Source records

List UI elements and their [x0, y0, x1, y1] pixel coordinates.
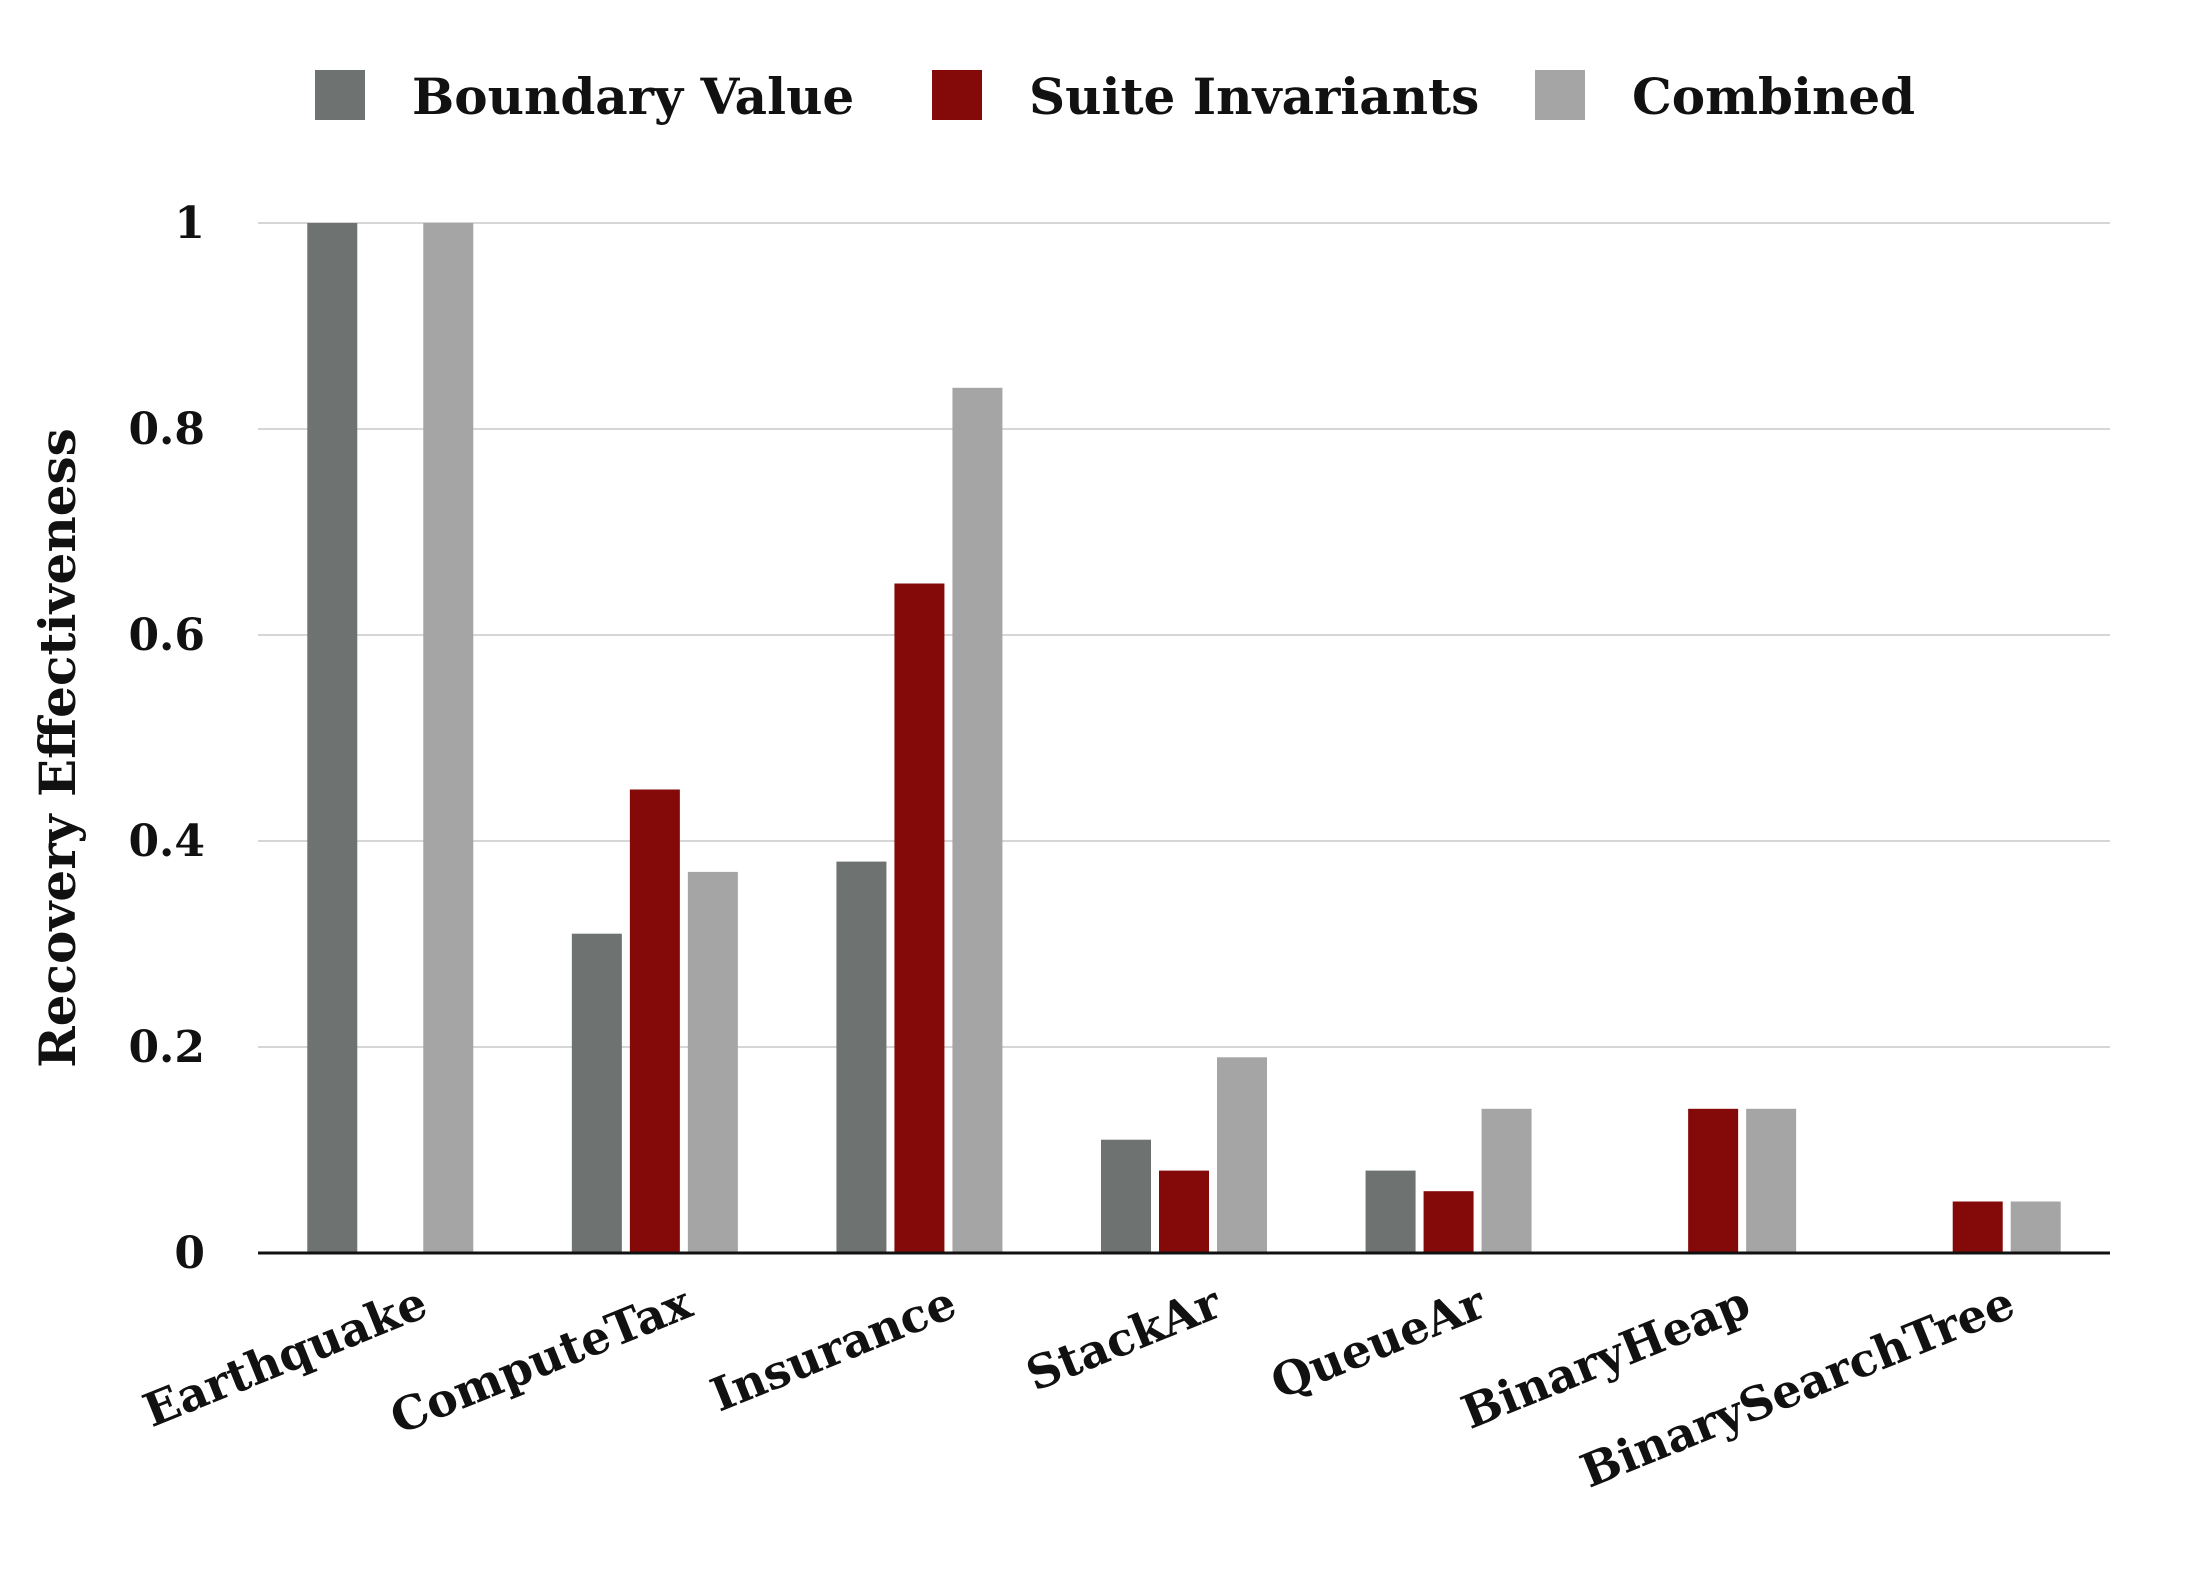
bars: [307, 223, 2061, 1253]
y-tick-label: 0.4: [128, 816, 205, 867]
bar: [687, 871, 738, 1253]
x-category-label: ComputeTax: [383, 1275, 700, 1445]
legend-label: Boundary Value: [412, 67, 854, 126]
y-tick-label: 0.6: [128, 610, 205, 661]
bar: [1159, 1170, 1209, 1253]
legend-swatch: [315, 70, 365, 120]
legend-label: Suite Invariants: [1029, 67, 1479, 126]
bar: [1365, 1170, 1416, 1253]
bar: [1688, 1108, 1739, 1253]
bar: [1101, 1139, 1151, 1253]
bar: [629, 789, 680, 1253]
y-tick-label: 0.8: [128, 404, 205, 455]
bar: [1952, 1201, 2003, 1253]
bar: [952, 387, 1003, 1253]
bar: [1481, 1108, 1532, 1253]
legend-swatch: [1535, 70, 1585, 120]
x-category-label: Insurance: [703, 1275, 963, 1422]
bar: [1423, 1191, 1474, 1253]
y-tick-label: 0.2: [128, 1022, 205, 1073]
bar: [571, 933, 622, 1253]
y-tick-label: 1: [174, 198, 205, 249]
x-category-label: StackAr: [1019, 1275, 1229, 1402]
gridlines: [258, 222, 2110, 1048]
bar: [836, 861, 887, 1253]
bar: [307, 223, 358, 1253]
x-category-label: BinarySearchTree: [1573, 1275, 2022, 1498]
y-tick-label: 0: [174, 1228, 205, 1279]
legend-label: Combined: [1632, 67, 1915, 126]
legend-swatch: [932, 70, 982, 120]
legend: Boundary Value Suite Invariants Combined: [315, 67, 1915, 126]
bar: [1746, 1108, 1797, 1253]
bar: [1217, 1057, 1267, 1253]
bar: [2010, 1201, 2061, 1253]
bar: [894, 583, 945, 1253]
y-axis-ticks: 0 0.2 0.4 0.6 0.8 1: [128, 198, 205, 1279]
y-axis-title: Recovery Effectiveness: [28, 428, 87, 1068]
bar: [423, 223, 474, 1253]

--

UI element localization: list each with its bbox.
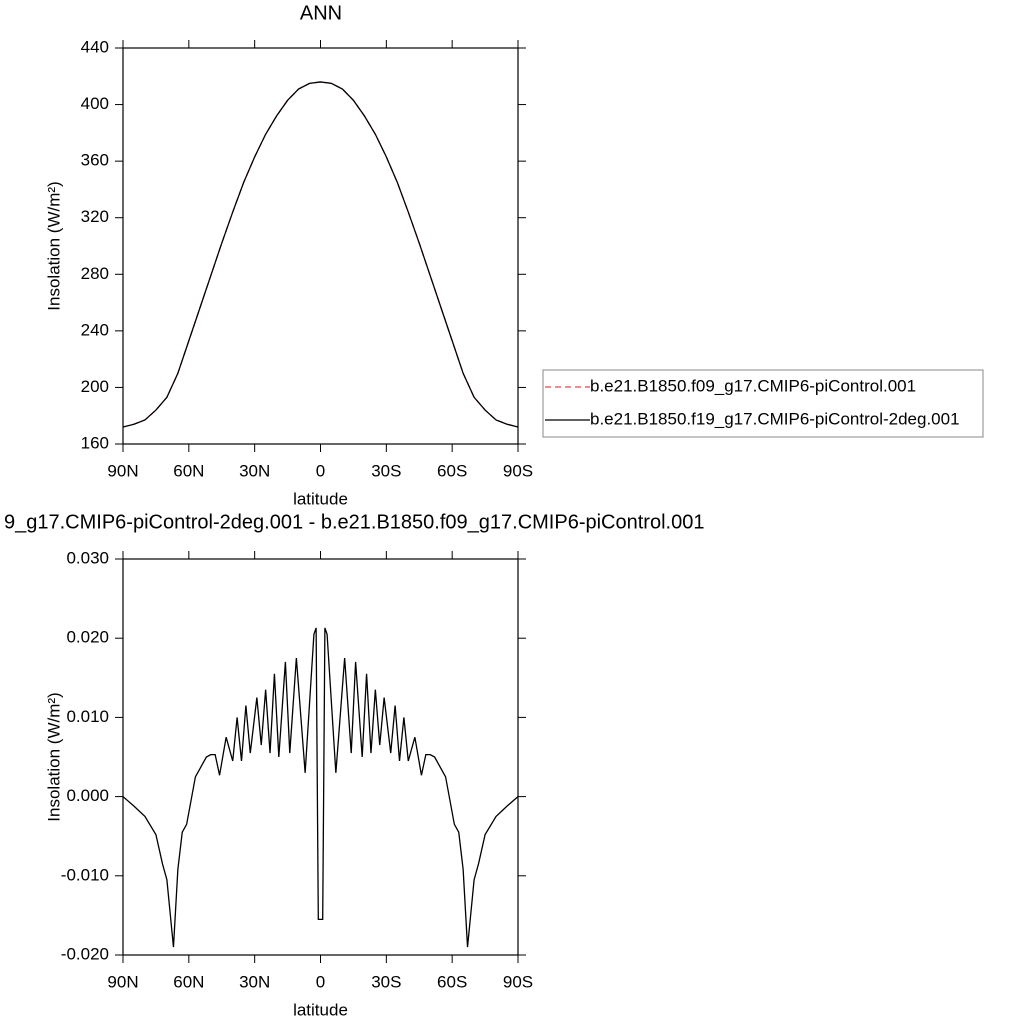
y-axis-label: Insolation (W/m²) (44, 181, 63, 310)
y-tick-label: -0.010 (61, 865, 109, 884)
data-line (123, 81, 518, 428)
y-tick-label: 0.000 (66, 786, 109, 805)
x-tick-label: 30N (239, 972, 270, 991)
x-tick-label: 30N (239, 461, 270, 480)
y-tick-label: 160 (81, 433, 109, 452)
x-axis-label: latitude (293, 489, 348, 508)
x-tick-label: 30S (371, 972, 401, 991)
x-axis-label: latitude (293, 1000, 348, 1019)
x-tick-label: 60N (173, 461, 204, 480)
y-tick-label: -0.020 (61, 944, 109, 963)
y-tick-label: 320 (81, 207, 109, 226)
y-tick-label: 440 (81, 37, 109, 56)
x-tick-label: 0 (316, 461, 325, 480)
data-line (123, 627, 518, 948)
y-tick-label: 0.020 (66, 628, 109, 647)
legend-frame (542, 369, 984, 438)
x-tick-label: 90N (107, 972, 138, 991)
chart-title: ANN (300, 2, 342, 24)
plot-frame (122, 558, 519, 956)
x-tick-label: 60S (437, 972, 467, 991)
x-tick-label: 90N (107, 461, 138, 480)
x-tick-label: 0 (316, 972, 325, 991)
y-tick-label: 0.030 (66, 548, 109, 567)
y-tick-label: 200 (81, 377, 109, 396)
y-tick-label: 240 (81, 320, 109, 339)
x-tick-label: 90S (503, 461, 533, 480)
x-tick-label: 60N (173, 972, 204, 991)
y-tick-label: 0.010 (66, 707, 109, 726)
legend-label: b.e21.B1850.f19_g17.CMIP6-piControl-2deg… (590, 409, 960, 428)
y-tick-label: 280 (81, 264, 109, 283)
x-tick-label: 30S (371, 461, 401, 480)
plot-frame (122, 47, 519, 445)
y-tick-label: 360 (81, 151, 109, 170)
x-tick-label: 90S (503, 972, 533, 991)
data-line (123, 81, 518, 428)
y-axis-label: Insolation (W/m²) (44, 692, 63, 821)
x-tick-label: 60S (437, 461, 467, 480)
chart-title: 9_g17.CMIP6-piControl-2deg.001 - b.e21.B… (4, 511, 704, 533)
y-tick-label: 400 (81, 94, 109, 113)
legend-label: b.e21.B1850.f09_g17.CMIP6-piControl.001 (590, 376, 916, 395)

---

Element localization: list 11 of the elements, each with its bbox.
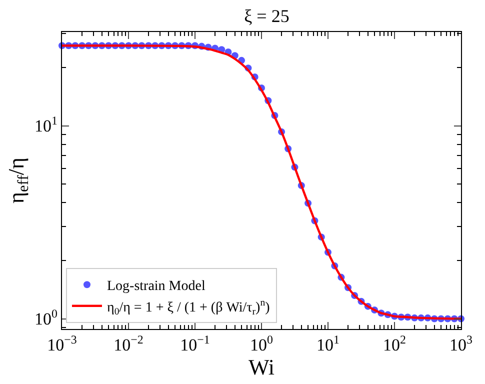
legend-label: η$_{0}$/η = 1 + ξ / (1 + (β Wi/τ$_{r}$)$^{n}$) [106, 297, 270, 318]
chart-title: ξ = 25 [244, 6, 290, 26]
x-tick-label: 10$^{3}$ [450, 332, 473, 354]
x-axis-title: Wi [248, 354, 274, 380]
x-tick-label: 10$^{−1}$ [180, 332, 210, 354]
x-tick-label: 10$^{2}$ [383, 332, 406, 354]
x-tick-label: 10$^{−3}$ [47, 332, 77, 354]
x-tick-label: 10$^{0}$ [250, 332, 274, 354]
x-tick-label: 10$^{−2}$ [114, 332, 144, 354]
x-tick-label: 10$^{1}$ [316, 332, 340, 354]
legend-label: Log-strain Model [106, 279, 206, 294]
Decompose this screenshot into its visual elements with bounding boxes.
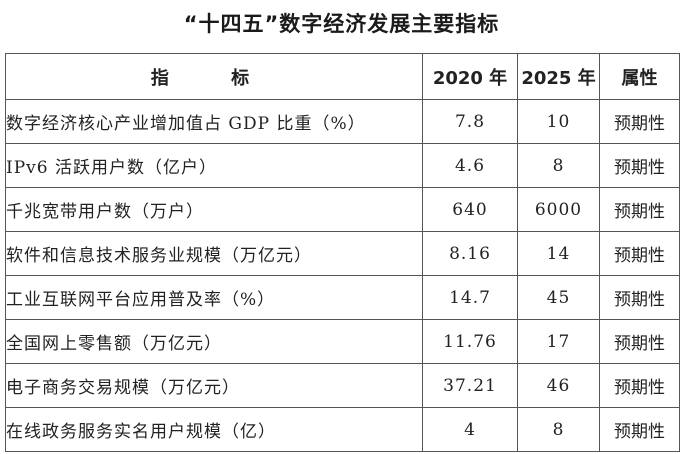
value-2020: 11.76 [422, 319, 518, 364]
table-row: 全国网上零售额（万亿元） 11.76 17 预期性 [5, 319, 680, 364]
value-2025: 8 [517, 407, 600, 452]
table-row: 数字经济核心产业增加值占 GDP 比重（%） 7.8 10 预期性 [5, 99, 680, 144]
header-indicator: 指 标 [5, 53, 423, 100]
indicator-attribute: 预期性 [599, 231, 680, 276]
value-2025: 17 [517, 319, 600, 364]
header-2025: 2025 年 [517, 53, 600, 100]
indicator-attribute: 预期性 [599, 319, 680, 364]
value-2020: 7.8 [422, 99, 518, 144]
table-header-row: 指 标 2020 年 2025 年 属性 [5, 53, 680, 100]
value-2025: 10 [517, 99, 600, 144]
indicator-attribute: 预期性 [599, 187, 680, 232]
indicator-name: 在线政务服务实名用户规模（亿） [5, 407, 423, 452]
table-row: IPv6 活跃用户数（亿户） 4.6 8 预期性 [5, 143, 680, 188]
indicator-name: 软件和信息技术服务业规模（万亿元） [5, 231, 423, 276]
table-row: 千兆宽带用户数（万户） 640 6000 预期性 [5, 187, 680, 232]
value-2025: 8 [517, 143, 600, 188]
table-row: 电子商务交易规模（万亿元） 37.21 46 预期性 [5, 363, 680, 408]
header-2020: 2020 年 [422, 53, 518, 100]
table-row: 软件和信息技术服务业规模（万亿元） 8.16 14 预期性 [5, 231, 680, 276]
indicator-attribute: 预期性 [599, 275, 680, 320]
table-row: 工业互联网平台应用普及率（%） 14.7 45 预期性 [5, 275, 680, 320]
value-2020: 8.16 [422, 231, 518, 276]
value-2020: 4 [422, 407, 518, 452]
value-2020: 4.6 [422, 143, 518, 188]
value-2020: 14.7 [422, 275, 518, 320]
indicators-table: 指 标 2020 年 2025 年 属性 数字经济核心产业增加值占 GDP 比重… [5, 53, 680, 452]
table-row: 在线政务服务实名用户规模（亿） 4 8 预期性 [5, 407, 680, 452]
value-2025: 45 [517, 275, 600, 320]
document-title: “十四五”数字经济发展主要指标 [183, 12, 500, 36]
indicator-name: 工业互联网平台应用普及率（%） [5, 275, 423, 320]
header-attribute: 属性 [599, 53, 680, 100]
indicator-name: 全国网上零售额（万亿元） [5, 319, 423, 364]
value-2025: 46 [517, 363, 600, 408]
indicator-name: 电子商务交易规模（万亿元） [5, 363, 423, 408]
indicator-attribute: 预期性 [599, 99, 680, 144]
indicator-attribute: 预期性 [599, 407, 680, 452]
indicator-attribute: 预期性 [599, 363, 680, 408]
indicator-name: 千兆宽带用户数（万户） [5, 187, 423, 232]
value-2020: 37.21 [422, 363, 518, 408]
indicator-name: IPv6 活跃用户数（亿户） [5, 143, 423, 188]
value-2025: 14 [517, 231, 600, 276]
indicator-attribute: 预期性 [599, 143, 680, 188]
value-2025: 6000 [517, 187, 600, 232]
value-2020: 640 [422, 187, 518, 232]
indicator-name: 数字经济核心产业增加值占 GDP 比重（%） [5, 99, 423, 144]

■ **What is expected**:
Could you update the lines starting at the one containing "value-2020: 11.76 [422, 319, 518, 364]" and ending at the one containing "value-2020: 37.21 [422, 363, 518, 408]", changing "table-row" to "data-row" and keeping everything else the same? Give back only those lines.

■ **Result of this task**:
value-2020: 11.76 [422, 319, 518, 364]
data-row: 全国网上零售额（万亿元） 11.76 17 预期性 [5, 319, 680, 364]
value-2025: 8 [517, 407, 600, 452]
data-row: 数字经济核心产业增加值占 GDP 比重（%） 7.8 10 预期性 [5, 99, 680, 144]
header-indicator: 指 标 [5, 53, 423, 100]
indicator-attribute: 预期性 [599, 231, 680, 276]
value-2025: 17 [517, 319, 600, 364]
header-2025: 2025 年 [517, 53, 600, 100]
indicator-attribute: 预期性 [599, 319, 680, 364]
value-2020: 7.8 [422, 99, 518, 144]
table-header-row: 指 标 2020 年 2025 年 属性 [5, 53, 680, 100]
value-2025: 10 [517, 99, 600, 144]
indicator-attribute: 预期性 [599, 187, 680, 232]
indicator-name: 在线政务服务实名用户规模（亿） [5, 407, 423, 452]
data-row: IPv6 活跃用户数（亿户） 4.6 8 预期性 [5, 143, 680, 188]
indicator-name: 软件和信息技术服务业规模（万亿元） [5, 231, 423, 276]
data-row: 千兆宽带用户数（万户） 640 6000 预期性 [5, 187, 680, 232]
value-2025: 8 [517, 143, 600, 188]
data-row: 电子商务交易规模（万亿元） 37.21 46 预期性 [5, 363, 680, 408]
header-2020: 2020 年 [422, 53, 518, 100]
data-row: 软件和信息技术服务业规模（万亿元） 8.16 14 预期性 [5, 231, 680, 276]
indicator-attribute: 预期性 [599, 275, 680, 320]
data-row: 工业互联网平台应用普及率（%） 14.7 45 预期性 [5, 275, 680, 320]
value-2020: 8.16 [422, 231, 518, 276]
value-2020: 4 [422, 407, 518, 452]
value-2020: 4.6 [422, 143, 518, 188]
value-2020: 14.7 [422, 275, 518, 320]
indicators-table: 指 标 2020 年 2025 年 属性 数字经济核心产业增加值占 GDP 比重… [5, 53, 680, 452]
data-row: 在线政务服务实名用户规模（亿） 4 8 预期性 [5, 407, 680, 452]
value-2025: 45 [517, 275, 600, 320]
document-title: “十四五”数字经济发展主要指标 [183, 12, 500, 36]
indicator-name: 工业互联网平台应用普及率（%） [5, 275, 423, 320]
header-attribute: 属性 [599, 53, 680, 100]
indicator-name: 全国网上零售额（万亿元） [5, 319, 423, 364]
value-2025: 46 [517, 363, 600, 408]
indicator-name: 电子商务交易规模（万亿元） [5, 363, 423, 408]
indicator-attribute: 预期性 [599, 99, 680, 144]
indicator-attribute: 预期性 [599, 407, 680, 452]
indicator-attribute: 预期性 [599, 363, 680, 408]
indicator-name: 千兆宽带用户数（万户） [5, 187, 423, 232]
value-2020: 37.21 [422, 363, 518, 408]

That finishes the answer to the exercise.